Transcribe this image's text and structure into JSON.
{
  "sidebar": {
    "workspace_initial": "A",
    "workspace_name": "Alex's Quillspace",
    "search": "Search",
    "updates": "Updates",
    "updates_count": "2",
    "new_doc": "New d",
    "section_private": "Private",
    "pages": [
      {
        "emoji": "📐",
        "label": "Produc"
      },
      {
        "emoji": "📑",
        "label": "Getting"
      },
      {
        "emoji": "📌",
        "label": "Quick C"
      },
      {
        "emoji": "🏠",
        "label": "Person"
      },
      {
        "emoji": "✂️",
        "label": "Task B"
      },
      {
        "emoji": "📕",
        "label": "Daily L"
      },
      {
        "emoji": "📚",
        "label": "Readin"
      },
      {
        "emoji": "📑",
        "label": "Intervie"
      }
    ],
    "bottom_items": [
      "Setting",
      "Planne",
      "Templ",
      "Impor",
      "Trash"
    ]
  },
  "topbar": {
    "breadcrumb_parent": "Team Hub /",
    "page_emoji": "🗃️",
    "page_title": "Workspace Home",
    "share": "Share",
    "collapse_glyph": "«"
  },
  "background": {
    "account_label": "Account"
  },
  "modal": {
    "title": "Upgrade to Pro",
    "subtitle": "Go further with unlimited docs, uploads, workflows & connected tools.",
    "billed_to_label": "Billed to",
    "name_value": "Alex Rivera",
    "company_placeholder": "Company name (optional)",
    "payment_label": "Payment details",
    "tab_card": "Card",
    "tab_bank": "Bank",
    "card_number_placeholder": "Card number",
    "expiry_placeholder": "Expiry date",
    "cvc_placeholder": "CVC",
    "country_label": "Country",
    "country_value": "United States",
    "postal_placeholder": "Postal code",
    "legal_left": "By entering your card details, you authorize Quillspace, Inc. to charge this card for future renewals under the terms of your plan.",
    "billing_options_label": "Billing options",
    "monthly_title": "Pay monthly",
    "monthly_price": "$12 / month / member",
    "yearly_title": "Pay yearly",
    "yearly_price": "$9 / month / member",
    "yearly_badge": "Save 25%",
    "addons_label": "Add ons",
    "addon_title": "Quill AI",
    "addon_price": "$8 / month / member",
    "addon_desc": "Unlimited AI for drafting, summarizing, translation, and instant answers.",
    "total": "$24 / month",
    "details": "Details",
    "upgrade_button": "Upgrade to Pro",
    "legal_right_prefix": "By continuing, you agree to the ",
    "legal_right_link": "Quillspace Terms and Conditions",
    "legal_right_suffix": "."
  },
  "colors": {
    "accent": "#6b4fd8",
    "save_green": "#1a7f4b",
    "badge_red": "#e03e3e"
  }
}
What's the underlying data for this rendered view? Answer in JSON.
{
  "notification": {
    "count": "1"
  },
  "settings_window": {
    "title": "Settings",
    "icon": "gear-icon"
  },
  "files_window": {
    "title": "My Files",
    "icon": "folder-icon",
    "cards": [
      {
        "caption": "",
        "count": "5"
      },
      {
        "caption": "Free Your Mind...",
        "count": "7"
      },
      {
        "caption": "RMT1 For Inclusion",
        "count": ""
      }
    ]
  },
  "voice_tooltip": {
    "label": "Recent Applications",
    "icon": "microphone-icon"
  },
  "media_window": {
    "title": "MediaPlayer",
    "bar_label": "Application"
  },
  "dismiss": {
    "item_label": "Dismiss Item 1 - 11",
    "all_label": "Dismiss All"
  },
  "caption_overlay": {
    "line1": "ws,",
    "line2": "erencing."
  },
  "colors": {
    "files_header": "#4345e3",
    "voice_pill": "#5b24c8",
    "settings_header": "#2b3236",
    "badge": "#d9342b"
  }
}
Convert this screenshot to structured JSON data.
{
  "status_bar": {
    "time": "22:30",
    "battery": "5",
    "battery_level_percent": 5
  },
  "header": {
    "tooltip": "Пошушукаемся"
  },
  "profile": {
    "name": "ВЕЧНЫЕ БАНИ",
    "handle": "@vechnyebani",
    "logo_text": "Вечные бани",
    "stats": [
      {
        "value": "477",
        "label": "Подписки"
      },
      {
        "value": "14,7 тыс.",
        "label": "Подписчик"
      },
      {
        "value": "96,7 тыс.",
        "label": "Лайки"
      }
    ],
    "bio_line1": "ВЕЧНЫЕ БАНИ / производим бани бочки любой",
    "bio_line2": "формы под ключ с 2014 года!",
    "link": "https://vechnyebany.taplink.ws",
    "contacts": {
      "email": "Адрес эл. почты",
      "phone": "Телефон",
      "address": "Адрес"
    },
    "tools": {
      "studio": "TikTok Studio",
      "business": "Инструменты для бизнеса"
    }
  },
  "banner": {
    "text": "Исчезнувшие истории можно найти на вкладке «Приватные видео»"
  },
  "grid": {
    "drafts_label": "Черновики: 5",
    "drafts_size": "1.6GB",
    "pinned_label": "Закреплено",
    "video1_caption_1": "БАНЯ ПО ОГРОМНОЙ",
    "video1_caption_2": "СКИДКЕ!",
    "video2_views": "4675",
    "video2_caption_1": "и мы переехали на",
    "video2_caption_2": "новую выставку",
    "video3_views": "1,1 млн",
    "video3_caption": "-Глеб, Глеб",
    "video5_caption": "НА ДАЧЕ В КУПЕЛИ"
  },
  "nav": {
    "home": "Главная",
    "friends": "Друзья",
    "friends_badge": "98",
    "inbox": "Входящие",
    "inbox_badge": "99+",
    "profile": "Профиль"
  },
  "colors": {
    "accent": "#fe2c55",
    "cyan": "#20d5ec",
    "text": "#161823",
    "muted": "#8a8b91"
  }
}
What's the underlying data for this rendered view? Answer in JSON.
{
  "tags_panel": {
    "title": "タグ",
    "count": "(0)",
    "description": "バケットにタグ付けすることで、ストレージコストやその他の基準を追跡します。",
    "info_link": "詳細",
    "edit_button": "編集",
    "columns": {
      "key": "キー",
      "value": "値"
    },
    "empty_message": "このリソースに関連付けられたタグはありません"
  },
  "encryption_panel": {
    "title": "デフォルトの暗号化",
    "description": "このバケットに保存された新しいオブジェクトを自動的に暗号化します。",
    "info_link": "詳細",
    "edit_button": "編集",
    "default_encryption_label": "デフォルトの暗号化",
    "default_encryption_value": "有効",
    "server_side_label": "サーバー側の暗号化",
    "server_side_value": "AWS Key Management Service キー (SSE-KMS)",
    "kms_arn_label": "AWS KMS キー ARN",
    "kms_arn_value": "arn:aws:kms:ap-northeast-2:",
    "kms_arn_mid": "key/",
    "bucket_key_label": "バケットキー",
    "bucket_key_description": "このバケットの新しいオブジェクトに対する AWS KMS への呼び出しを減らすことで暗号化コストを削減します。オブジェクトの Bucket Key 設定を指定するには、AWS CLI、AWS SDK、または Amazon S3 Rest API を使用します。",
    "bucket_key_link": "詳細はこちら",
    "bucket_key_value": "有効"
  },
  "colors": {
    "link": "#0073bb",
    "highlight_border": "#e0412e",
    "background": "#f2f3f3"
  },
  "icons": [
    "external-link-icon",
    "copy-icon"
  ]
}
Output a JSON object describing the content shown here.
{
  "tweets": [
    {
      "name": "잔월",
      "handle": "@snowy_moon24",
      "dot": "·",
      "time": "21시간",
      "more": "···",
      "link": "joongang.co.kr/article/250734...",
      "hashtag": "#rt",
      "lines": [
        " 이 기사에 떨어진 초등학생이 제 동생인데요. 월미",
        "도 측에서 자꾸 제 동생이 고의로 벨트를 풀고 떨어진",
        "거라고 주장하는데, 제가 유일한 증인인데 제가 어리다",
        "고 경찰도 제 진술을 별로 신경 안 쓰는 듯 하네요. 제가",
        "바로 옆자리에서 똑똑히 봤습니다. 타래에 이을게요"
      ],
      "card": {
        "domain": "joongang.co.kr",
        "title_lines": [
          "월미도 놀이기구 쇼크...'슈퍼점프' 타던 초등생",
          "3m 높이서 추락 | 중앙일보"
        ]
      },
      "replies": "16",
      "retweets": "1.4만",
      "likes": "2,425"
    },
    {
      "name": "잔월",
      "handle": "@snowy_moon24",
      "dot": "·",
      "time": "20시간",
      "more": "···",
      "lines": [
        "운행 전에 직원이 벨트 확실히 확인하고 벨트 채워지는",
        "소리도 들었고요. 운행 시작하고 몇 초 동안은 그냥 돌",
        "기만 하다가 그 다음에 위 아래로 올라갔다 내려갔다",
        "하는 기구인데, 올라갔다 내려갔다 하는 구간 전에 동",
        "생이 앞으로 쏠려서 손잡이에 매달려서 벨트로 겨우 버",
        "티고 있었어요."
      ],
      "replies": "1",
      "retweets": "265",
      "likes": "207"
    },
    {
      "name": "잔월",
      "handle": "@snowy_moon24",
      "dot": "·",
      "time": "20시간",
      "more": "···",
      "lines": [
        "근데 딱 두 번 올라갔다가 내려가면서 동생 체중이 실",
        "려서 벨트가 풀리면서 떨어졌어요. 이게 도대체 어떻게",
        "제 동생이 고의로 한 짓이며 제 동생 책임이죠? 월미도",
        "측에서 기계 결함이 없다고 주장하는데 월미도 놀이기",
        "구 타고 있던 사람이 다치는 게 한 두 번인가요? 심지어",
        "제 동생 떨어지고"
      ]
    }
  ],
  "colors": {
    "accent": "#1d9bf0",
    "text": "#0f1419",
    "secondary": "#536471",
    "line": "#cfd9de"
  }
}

------------------------------------------------------------------------

Aim
Copy out each line that contains the word "joongang".

Full response
      "link": "joongang.co.kr/article/250734...",
        "domain": "joongang.co.kr",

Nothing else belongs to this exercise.